→ WHAT YOU NEED TO DO: Could you reproduce all of the data below word for word, leaving out the pictures?

→ SUPPLIED DATA:
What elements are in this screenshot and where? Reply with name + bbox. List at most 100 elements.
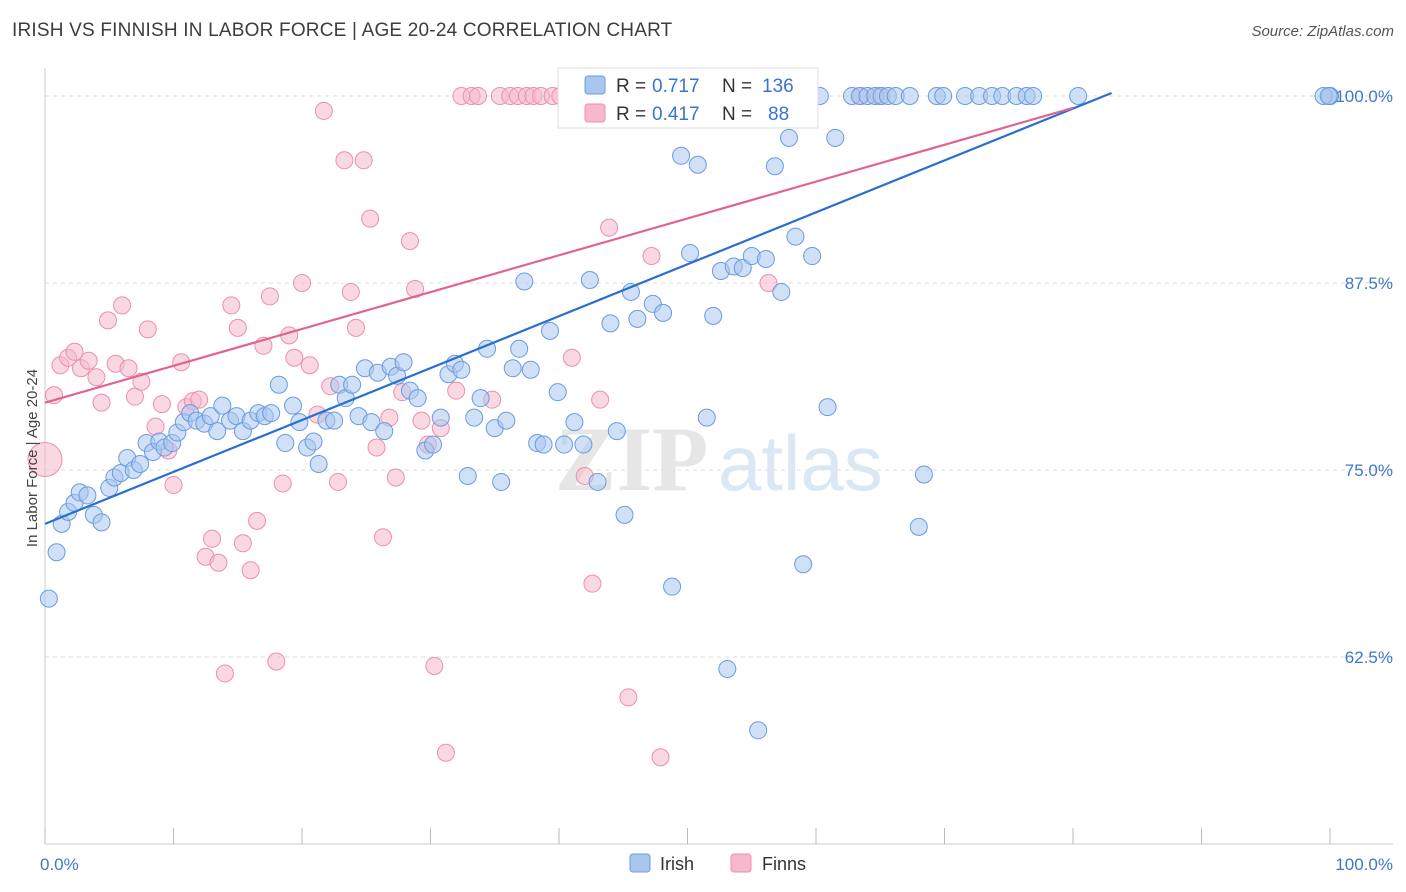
irish-point-56 [408,389,427,408]
finns-point-51 [373,528,392,547]
irish-point-76 [541,321,560,340]
irish-point-34 [262,404,281,423]
irish-point-119 [900,86,919,105]
finns-point-53 [386,468,405,487]
finns-point-44 [328,472,347,491]
irish-point-49 [362,413,381,432]
finns-point-55 [400,232,419,251]
finns-point-80 [619,688,638,707]
irish-point-51 [375,422,394,441]
irish-point-71 [510,339,529,358]
irish-point-111 [826,128,845,147]
finns-point-78 [591,390,610,409]
finns-point-13 [125,387,144,406]
irish-point-84 [607,422,626,441]
irish-point-110 [818,398,837,417]
irish-point-95 [704,306,723,325]
finns-point-16 [146,417,165,436]
irish-point-46 [343,375,362,394]
y-tick-label-2: 87.5% [1345,274,1393,293]
irish-point-77 [548,383,567,402]
irish-point-0 [39,589,58,608]
irish-point-104 [772,282,791,301]
irish-point-43 [325,411,344,430]
x-tick-label-0: 0.0% [40,855,79,874]
finns-point-84 [759,273,778,292]
irish-point-87 [628,309,647,328]
irish-point-59 [431,408,450,427]
irish-point-1 [47,543,66,562]
irish-point-108 [803,247,822,266]
irish-point-105 [780,128,799,147]
stats-box: R = 0.717 N = 136 R = 0.417 N = 88 [557,67,819,129]
legend: Irish Finns [629,853,806,874]
finns-point-17 [152,395,171,414]
irish-point-120 [909,517,928,536]
irish-point-102 [756,250,775,269]
finns-point-50 [367,438,386,457]
finns-point-35 [267,652,286,671]
irish-point-75 [534,435,553,454]
finns-point-79 [600,218,619,237]
finns-point-47 [346,318,365,337]
finns-point-6 [79,351,98,370]
irish-point-78 [555,435,574,454]
irish-point-27 [213,396,232,415]
irish-point-68 [492,472,511,491]
legend-finns-label: Finns [762,854,806,874]
y-tick-label-3: 100.0% [1335,87,1393,106]
irish-point-80 [574,435,593,454]
finns-point-31 [241,561,260,580]
irish-point-41 [309,454,328,473]
irish-point-26 [208,422,227,441]
finns-point-77 [583,574,602,593]
stats-irish-r-value: 0.717 [652,76,700,97]
irish-point-82 [588,472,607,491]
irish-point-81 [580,270,599,289]
finns-point-38 [285,348,304,367]
stats-irish-n-label: N = [722,76,752,97]
irish-point-65 [471,389,490,408]
irish-point-25 [201,407,220,426]
irish-point-107 [794,555,813,574]
irish-point-123 [934,86,953,105]
irish-point-93 [688,155,707,174]
irish-point-83 [601,314,620,333]
finns-point-23 [190,390,209,409]
watermark-atlas: atlas [718,419,883,507]
finns-point-15 [138,320,157,339]
irish-point-99 [733,259,752,278]
chart-title: IRISH VS FINNISH IN LABOR FORCE | AGE 20… [12,20,673,41]
irish-point-69 [497,411,516,430]
irish-point-8 [92,513,111,532]
irish-point-64 [465,408,484,427]
irish-point-14 [131,454,150,473]
irish-point-79 [565,413,584,432]
finns-point-9 [98,311,117,330]
stats-irish-swatch [584,75,606,95]
irish-point-6 [78,486,97,505]
irish-point-40 [304,432,323,451]
irish-point-135 [1319,86,1338,105]
finns-point-34 [260,287,279,306]
finns-point-75 [562,348,581,367]
irish-point-101 [749,721,768,740]
irish-point-89 [654,303,673,322]
finns-point-62 [447,381,466,400]
irish-point-36 [276,434,295,453]
stats-finns-n-label: N = [722,104,752,125]
irish-point-37 [284,396,303,415]
finns-point-19 [164,475,183,494]
finns-point-49 [361,209,380,228]
trend-lines [44,91,1112,525]
finns-point-48 [354,151,373,170]
finns-point-59 [425,656,444,675]
finns-point-7 [87,368,106,387]
finns-point-29 [228,318,247,337]
source-credit: Source: ZipAtlas.com [1251,23,1394,40]
finns-point-32 [248,511,267,530]
stats-finns-r-label: R = [616,104,646,125]
irish-point-92 [681,244,700,263]
finns-point-4 [65,342,84,361]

→ SOLUTION TO THIS TASK:
What elements are in this screenshot and where? Reply with name + bbox. List at most 100 elements.
irish-point-56 [408,389,427,408]
finns-point-51 [373,528,392,547]
irish-point-76 [541,321,560,340]
irish-point-34 [262,404,281,423]
irish-point-119 [900,86,919,105]
finns-point-53 [386,468,405,487]
finns-point-44 [328,472,347,491]
irish-point-49 [362,413,381,432]
finns-point-55 [400,232,419,251]
finns-point-80 [619,688,638,707]
irish-point-51 [375,422,394,441]
irish-point-71 [510,339,529,358]
irish-point-111 [826,128,845,147]
finns-point-78 [591,390,610,409]
finns-point-13 [125,387,144,406]
irish-point-84 [607,422,626,441]
irish-point-110 [818,398,837,417]
irish-point-95 [704,306,723,325]
finns-point-16 [146,417,165,436]
irish-point-46 [343,375,362,394]
y-tick-label-2: 87.5% [1345,274,1393,293]
irish-point-77 [548,383,567,402]
irish-point-0 [39,589,58,608]
irish-point-104 [772,282,791,301]
irish-point-43 [325,411,344,430]
x-tick-label-0: 0.0% [40,855,79,874]
finns-point-84 [759,273,778,292]
irish-point-87 [628,309,647,328]
irish-point-59 [431,408,450,427]
irish-point-1 [47,543,66,562]
irish-point-108 [803,247,822,266]
irish-point-105 [780,128,799,147]
stats-box: R = 0.717 N = 136 R = 0.417 N = 88 [557,67,819,129]
legend: Irish Finns [629,853,806,874]
finns-point-17 [152,395,171,414]
irish-point-120 [909,517,928,536]
irish-point-102 [756,250,775,269]
finns-point-50 [367,438,386,457]
finns-point-35 [267,652,286,671]
irish-point-75 [534,435,553,454]
finns-point-79 [600,218,619,237]
finns-point-47 [346,318,365,337]
finns-point-6 [79,351,98,370]
irish-point-78 [555,435,574,454]
irish-point-27 [213,396,232,415]
irish-point-68 [492,472,511,491]
legend-finns-label: Finns [762,854,806,874]
y-tick-label-3: 100.0% [1335,87,1393,106]
irish-point-80 [574,435,593,454]
finns-point-31 [241,561,260,580]
irish-point-41 [309,454,328,473]
irish-point-26 [208,422,227,441]
finns-point-77 [583,574,602,593]
stats-irish-r-value: 0.717 [652,76,700,97]
irish-point-82 [588,472,607,491]
irish-point-81 [580,270,599,289]
finns-point-38 [285,348,304,367]
stats-irish-n-label: N = [722,76,752,97]
irish-point-65 [471,389,490,408]
irish-point-25 [201,407,220,426]
irish-point-107 [794,555,813,574]
irish-point-123 [934,86,953,105]
irish-point-93 [688,155,707,174]
irish-point-83 [601,314,620,333]
finns-point-23 [190,390,209,409]
watermark-atlas: atlas [718,419,883,507]
finns-point-15 [138,320,157,339]
irish-point-99 [733,259,752,278]
chart-title: IRISH VS FINNISH IN LABOR FORCE | AGE 20… [12,20,673,41]
irish-point-69 [497,411,516,430]
irish-point-8 [92,513,111,532]
irish-point-64 [465,408,484,427]
irish-point-14 [131,454,150,473]
irish-point-79 [565,413,584,432]
finns-point-9 [98,311,117,330]
stats-irish-swatch [584,75,606,95]
irish-point-6 [78,486,97,505]
irish-point-40 [304,432,323,451]
irish-point-135 [1319,86,1338,105]
finns-point-34 [260,287,279,306]
finns-point-75 [562,348,581,367]
irish-point-101 [749,721,768,740]
irish-point-89 [654,303,673,322]
finns-point-62 [447,381,466,400]
irish-point-36 [276,434,295,453]
stats-finns-n-label: N = [722,104,752,125]
irish-point-37 [284,396,303,415]
finns-point-19 [164,475,183,494]
finns-point-49 [361,209,380,228]
trend-lines [44,91,1112,525]
finns-point-48 [354,151,373,170]
finns-point-59 [425,656,444,675]
finns-point-7 [87,368,106,387]
finns-point-29 [228,318,247,337]
source-credit: Source: ZipAtlas.com [1251,23,1394,40]
finns-point-32 [248,511,267,530]
stats-finns-r-label: R = [616,104,646,125]
irish-point-92 [681,244,700,263]
finns-point-4 [65,342,84,361]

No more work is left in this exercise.